[Stored data]

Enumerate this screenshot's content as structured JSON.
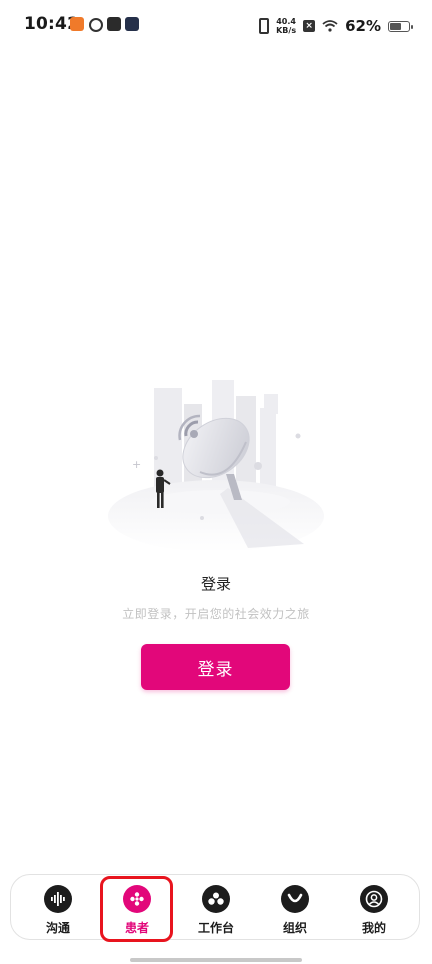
{
  "status_bar": {
    "time": "10:42",
    "net_speed_value": "40.4",
    "net_speed_unit": "KB/s",
    "battery_percent": "62%",
    "battery_level": 0.62
  },
  "main": {
    "login_title": "登录",
    "login_subtitle": "立即登录，开启您的社会效力之旅",
    "login_button": "登录"
  },
  "bottom_nav": {
    "items": [
      {
        "label": "沟通",
        "icon": "waveform-icon"
      },
      {
        "label": "患者",
        "icon": "flower-icon"
      },
      {
        "label": "工作台",
        "icon": "people-icon"
      },
      {
        "label": "组织",
        "icon": "smile-icon"
      },
      {
        "label": "我的",
        "icon": "user-profile-icon"
      }
    ],
    "active_index": 1
  },
  "colors": {
    "brand": "#e2077a",
    "highlight_frame": "#e8141e",
    "icon_dark": "#1c1c1c"
  }
}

REQUEST:
Scan the lines for the string "label". Pick out every line that has it.

RESULT BELOW:
        "label": "沟通",
        "label": "患者",
        "label": "工作台",
        "label": "组织",
        "label": "我的",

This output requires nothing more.